Excerpted data =>
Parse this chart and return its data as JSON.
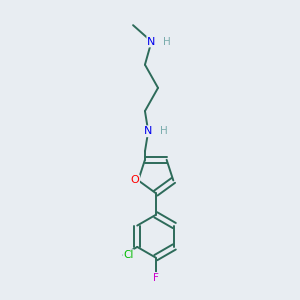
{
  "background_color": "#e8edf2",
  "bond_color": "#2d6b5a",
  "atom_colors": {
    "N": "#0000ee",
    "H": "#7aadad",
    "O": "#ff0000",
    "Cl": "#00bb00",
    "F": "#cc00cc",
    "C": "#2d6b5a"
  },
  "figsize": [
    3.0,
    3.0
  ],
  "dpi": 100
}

Request => Restate the records word for word, omitting images.

Answer to this exercise =>
Parse this chart and return its data as JSON.
{
  "background_color": "#e8edf2",
  "bond_color": "#2d6b5a",
  "atom_colors": {
    "N": "#0000ee",
    "H": "#7aadad",
    "O": "#ff0000",
    "Cl": "#00bb00",
    "F": "#cc00cc",
    "C": "#2d6b5a"
  },
  "figsize": [
    3.0,
    3.0
  ],
  "dpi": 100
}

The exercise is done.